[WHAT IS EXPECTED]: Copy out the data exactly, leaving the pictures behind.

[DATA ROWS]:
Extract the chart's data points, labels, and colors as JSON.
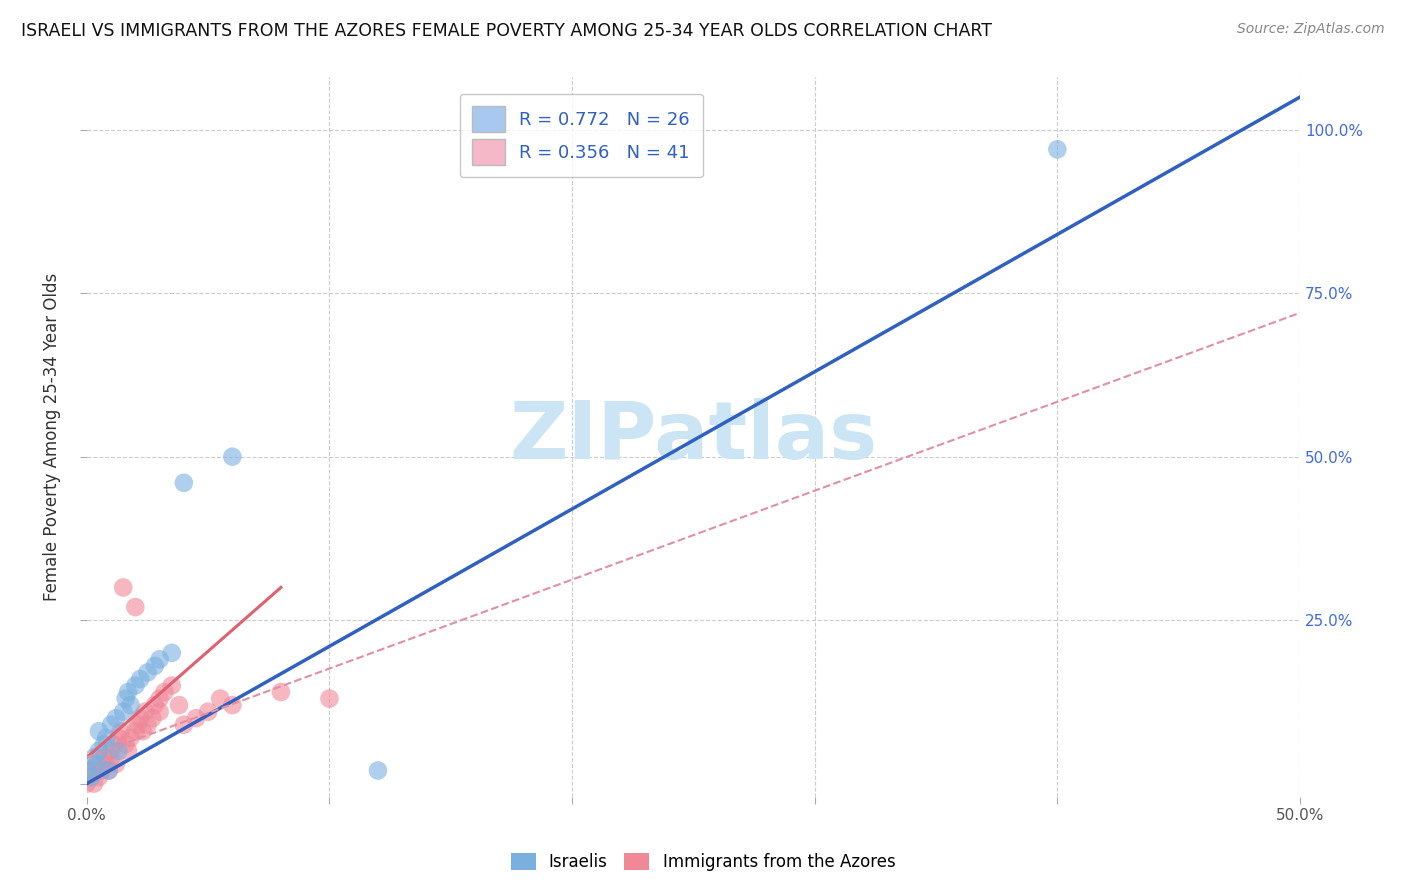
{
  "title": "ISRAELI VS IMMIGRANTS FROM THE AZORES FEMALE POVERTY AMONG 25-34 YEAR OLDS CORRELATION CHART",
  "source": "Source: ZipAtlas.com",
  "ylabel": "Female Poverty Among 25-34 Year Olds",
  "xlim": [
    0.0,
    0.5
  ],
  "ylim": [
    -0.02,
    1.08
  ],
  "legend_items": [
    {
      "label": "R = 0.772   N = 26",
      "color": "#a8c8f0"
    },
    {
      "label": "R = 0.356   N = 41",
      "color": "#f5b8c8"
    }
  ],
  "israelis_scatter": [
    [
      0.0,
      0.02
    ],
    [
      0.002,
      0.01
    ],
    [
      0.003,
      0.04
    ],
    [
      0.004,
      0.03
    ],
    [
      0.005,
      0.05
    ],
    [
      0.005,
      0.08
    ],
    [
      0.007,
      0.06
    ],
    [
      0.008,
      0.07
    ],
    [
      0.009,
      0.02
    ],
    [
      0.01,
      0.09
    ],
    [
      0.012,
      0.1
    ],
    [
      0.013,
      0.05
    ],
    [
      0.015,
      0.11
    ],
    [
      0.016,
      0.13
    ],
    [
      0.017,
      0.14
    ],
    [
      0.018,
      0.12
    ],
    [
      0.02,
      0.15
    ],
    [
      0.022,
      0.16
    ],
    [
      0.025,
      0.17
    ],
    [
      0.028,
      0.18
    ],
    [
      0.03,
      0.19
    ],
    [
      0.035,
      0.2
    ],
    [
      0.04,
      0.46
    ],
    [
      0.06,
      0.5
    ],
    [
      0.12,
      0.02
    ],
    [
      0.4,
      0.97
    ]
  ],
  "azores_scatter": [
    [
      0.0,
      0.0
    ],
    [
      0.001,
      0.01
    ],
    [
      0.002,
      0.02
    ],
    [
      0.003,
      0.0
    ],
    [
      0.004,
      0.03
    ],
    [
      0.005,
      0.01
    ],
    [
      0.006,
      0.02
    ],
    [
      0.007,
      0.04
    ],
    [
      0.008,
      0.03
    ],
    [
      0.009,
      0.02
    ],
    [
      0.01,
      0.05
    ],
    [
      0.01,
      0.04
    ],
    [
      0.011,
      0.06
    ],
    [
      0.012,
      0.03
    ],
    [
      0.013,
      0.07
    ],
    [
      0.014,
      0.08
    ],
    [
      0.015,
      0.3
    ],
    [
      0.016,
      0.06
    ],
    [
      0.017,
      0.05
    ],
    [
      0.018,
      0.07
    ],
    [
      0.02,
      0.08
    ],
    [
      0.02,
      0.27
    ],
    [
      0.021,
      0.09
    ],
    [
      0.022,
      0.1
    ],
    [
      0.023,
      0.08
    ],
    [
      0.024,
      0.11
    ],
    [
      0.025,
      0.09
    ],
    [
      0.027,
      0.1
    ],
    [
      0.028,
      0.12
    ],
    [
      0.03,
      0.13
    ],
    [
      0.03,
      0.11
    ],
    [
      0.032,
      0.14
    ],
    [
      0.035,
      0.15
    ],
    [
      0.038,
      0.12
    ],
    [
      0.04,
      0.09
    ],
    [
      0.045,
      0.1
    ],
    [
      0.05,
      0.11
    ],
    [
      0.055,
      0.13
    ],
    [
      0.06,
      0.12
    ],
    [
      0.08,
      0.14
    ],
    [
      0.1,
      0.13
    ]
  ],
  "israeli_color": "#7ab0e0",
  "azores_color": "#f08898",
  "israeli_line_color": "#3060c0",
  "azores_line_solid_color": "#e06070",
  "azores_line_dash_color": "#e090a0",
  "background_color": "#ffffff",
  "grid_color": "#cccccc",
  "watermark": "ZIPatlas",
  "watermark_color": "#cce5f5",
  "israeli_line": {
    "x0": 0.0,
    "y0": 0.0,
    "x1": 0.5,
    "y1": 1.05
  },
  "azores_solid_line": {
    "x0": 0.0,
    "y0": 0.04,
    "x1": 0.08,
    "y1": 0.3
  },
  "azores_dash_line": {
    "x0": 0.0,
    "y0": 0.04,
    "x1": 0.5,
    "y1": 0.72
  }
}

[TASK ANSWER]:
Extract the chart's data points, labels, and colors as JSON.
{
  "title": "ISRAELI VS IMMIGRANTS FROM THE AZORES FEMALE POVERTY AMONG 25-34 YEAR OLDS CORRELATION CHART",
  "source": "Source: ZipAtlas.com",
  "ylabel": "Female Poverty Among 25-34 Year Olds",
  "xlim": [
    0.0,
    0.5
  ],
  "ylim": [
    -0.02,
    1.08
  ],
  "legend_items": [
    {
      "label": "R = 0.772   N = 26",
      "color": "#a8c8f0"
    },
    {
      "label": "R = 0.356   N = 41",
      "color": "#f5b8c8"
    }
  ],
  "israelis_scatter": [
    [
      0.0,
      0.02
    ],
    [
      0.002,
      0.01
    ],
    [
      0.003,
      0.04
    ],
    [
      0.004,
      0.03
    ],
    [
      0.005,
      0.05
    ],
    [
      0.005,
      0.08
    ],
    [
      0.007,
      0.06
    ],
    [
      0.008,
      0.07
    ],
    [
      0.009,
      0.02
    ],
    [
      0.01,
      0.09
    ],
    [
      0.012,
      0.1
    ],
    [
      0.013,
      0.05
    ],
    [
      0.015,
      0.11
    ],
    [
      0.016,
      0.13
    ],
    [
      0.017,
      0.14
    ],
    [
      0.018,
      0.12
    ],
    [
      0.02,
      0.15
    ],
    [
      0.022,
      0.16
    ],
    [
      0.025,
      0.17
    ],
    [
      0.028,
      0.18
    ],
    [
      0.03,
      0.19
    ],
    [
      0.035,
      0.2
    ],
    [
      0.04,
      0.46
    ],
    [
      0.06,
      0.5
    ],
    [
      0.12,
      0.02
    ],
    [
      0.4,
      0.97
    ]
  ],
  "azores_scatter": [
    [
      0.0,
      0.0
    ],
    [
      0.001,
      0.01
    ],
    [
      0.002,
      0.02
    ],
    [
      0.003,
      0.0
    ],
    [
      0.004,
      0.03
    ],
    [
      0.005,
      0.01
    ],
    [
      0.006,
      0.02
    ],
    [
      0.007,
      0.04
    ],
    [
      0.008,
      0.03
    ],
    [
      0.009,
      0.02
    ],
    [
      0.01,
      0.05
    ],
    [
      0.01,
      0.04
    ],
    [
      0.011,
      0.06
    ],
    [
      0.012,
      0.03
    ],
    [
      0.013,
      0.07
    ],
    [
      0.014,
      0.08
    ],
    [
      0.015,
      0.3
    ],
    [
      0.016,
      0.06
    ],
    [
      0.017,
      0.05
    ],
    [
      0.018,
      0.07
    ],
    [
      0.02,
      0.08
    ],
    [
      0.02,
      0.27
    ],
    [
      0.021,
      0.09
    ],
    [
      0.022,
      0.1
    ],
    [
      0.023,
      0.08
    ],
    [
      0.024,
      0.11
    ],
    [
      0.025,
      0.09
    ],
    [
      0.027,
      0.1
    ],
    [
      0.028,
      0.12
    ],
    [
      0.03,
      0.13
    ],
    [
      0.03,
      0.11
    ],
    [
      0.032,
      0.14
    ],
    [
      0.035,
      0.15
    ],
    [
      0.038,
      0.12
    ],
    [
      0.04,
      0.09
    ],
    [
      0.045,
      0.1
    ],
    [
      0.05,
      0.11
    ],
    [
      0.055,
      0.13
    ],
    [
      0.06,
      0.12
    ],
    [
      0.08,
      0.14
    ],
    [
      0.1,
      0.13
    ]
  ],
  "israeli_color": "#7ab0e0",
  "azores_color": "#f08898",
  "israeli_line_color": "#3060c0",
  "azores_line_solid_color": "#e06070",
  "azores_line_dash_color": "#e090a0",
  "background_color": "#ffffff",
  "grid_color": "#cccccc",
  "watermark": "ZIPatlas",
  "watermark_color": "#cce5f5",
  "israeli_line": {
    "x0": 0.0,
    "y0": 0.0,
    "x1": 0.5,
    "y1": 1.05
  },
  "azores_solid_line": {
    "x0": 0.0,
    "y0": 0.04,
    "x1": 0.08,
    "y1": 0.3
  },
  "azores_dash_line": {
    "x0": 0.0,
    "y0": 0.04,
    "x1": 0.5,
    "y1": 0.72
  }
}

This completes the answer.